■ **Your instructions**:
Retype part of the passage below on Frontenac's 1690 raids word for word. Begin at the words "Frontenac’s other two" and stop after "by the Indians.".

■ **Document extract**:
Then, as winter came on, Frontenac, with characteristic energy, decided to add to the English miseries with a three-pronged attack on Albany and the borders of New Hampshire and Maine. The Albany party, composed of 160 Canadians and 100 Indians, set off from Montreal early in 1690. In arctic weather, they struggled down Lake Champlain to the frozen southern tip of Lake George, then took to the woods. By the time, the French and Indians reached the Hudson, they decided that Albany was too difficult a prize and instead chose to attack the closer settlement of Schenectady. Even so, they had a dreadful march through half-frozen swampland before they got within striking distance on the afternoon of February 8. They waited until dark and then approached the village, where, to their astonishment, they found the open gates guarded only by two snowmen.
The party swept into the sleeping town and for two hours hacked men, women, and children to pieces. When the carnage ended, sixty villagers were dead. “No pen can write, and no tongue express,” said one contemporary, “the cruelties that were committed.”
Frontenac’s other two blows fell with equal strength, at Salmon Falls, New Hampshire, where thirty-four died, and in mid-May at Falmouth, where hundreds of Abnaki Indians joined the French in an attack on Fort Loyal. After a stiff defense, the commander of the fort surrendered on the promise that the garrison would not be harmed, then marched out to see 100 English murdered by the Indians.

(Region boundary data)
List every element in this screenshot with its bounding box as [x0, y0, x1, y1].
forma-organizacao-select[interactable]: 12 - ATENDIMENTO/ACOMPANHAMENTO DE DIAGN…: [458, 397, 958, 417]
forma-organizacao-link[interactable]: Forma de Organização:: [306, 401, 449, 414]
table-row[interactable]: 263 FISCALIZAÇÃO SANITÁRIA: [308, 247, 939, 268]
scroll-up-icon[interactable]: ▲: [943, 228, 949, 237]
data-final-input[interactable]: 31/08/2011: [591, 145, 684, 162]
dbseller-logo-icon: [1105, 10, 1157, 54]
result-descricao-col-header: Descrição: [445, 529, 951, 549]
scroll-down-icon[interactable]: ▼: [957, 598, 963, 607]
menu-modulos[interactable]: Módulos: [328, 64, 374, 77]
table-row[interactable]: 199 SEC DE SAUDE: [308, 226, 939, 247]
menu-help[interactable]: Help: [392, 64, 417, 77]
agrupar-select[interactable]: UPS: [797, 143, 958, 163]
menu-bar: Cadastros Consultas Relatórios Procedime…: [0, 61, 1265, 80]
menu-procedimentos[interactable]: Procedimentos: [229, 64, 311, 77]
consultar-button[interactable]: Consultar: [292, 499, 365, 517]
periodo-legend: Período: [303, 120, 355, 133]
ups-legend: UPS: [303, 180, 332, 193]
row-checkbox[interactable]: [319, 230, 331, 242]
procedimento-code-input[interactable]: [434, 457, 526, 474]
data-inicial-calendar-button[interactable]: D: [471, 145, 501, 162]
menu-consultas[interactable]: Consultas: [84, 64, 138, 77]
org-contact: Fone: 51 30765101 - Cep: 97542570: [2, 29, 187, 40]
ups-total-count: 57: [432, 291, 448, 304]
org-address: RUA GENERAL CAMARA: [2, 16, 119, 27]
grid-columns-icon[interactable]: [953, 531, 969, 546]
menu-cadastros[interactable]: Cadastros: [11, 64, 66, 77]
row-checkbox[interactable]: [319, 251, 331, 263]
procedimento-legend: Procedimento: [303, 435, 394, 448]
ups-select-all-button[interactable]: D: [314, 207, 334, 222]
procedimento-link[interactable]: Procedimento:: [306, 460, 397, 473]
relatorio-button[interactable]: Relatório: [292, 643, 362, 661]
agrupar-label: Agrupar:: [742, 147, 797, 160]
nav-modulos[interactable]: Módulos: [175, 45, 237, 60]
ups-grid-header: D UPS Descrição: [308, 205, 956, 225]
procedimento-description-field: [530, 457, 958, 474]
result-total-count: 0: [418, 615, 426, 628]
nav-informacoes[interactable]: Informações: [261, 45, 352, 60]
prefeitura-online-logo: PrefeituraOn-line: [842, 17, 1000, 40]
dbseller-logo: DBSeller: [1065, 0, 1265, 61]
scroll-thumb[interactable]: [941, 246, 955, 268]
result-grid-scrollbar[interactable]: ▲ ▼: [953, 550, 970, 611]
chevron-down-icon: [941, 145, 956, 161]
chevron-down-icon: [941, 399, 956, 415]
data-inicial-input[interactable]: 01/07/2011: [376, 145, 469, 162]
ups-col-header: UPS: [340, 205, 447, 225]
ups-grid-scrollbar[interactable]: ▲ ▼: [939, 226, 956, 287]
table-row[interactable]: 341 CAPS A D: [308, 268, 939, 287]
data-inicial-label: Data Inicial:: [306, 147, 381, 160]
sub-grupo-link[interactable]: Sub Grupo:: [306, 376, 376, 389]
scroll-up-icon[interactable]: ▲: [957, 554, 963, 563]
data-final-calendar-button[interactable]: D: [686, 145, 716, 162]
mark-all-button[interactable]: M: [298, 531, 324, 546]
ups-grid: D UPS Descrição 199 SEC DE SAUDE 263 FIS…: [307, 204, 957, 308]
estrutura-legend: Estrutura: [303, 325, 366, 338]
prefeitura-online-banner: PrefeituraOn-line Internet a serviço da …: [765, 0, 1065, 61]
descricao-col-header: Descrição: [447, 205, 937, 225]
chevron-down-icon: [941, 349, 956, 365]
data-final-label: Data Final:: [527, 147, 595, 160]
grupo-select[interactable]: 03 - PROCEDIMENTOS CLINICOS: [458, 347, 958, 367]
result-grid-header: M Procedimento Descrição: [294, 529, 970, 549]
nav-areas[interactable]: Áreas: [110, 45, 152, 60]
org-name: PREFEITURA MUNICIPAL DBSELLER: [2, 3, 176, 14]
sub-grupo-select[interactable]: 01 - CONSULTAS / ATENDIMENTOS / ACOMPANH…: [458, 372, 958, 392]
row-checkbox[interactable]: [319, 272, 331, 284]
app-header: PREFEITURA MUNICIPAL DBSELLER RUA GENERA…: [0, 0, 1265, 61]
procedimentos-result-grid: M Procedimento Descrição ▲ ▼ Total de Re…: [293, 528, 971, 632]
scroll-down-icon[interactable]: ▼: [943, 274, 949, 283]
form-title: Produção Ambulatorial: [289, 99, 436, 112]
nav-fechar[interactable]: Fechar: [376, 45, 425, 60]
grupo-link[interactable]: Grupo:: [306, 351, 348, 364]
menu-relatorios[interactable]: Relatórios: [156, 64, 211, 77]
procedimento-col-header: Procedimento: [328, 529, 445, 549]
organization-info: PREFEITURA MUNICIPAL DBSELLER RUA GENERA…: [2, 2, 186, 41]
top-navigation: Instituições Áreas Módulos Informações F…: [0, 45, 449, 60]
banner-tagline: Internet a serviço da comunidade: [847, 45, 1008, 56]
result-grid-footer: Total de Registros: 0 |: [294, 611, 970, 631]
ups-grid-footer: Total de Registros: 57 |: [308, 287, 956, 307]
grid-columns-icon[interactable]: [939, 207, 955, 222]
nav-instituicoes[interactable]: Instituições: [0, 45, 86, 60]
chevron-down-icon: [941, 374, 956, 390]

■ **Task response**:
Frontenac’s other two blows fell with equal strength, at Salmon Falls, New Hampshire, where thirty-four died, and in mid-May at Falmouth, where hundreds of Abnaki Indians joined the French in an attack on Fort Loyal. After a stiff defense, the commander of the fort surrendered on the promise that the garrison would not be harmed, then marched out to see 100 English murdered by the Indians.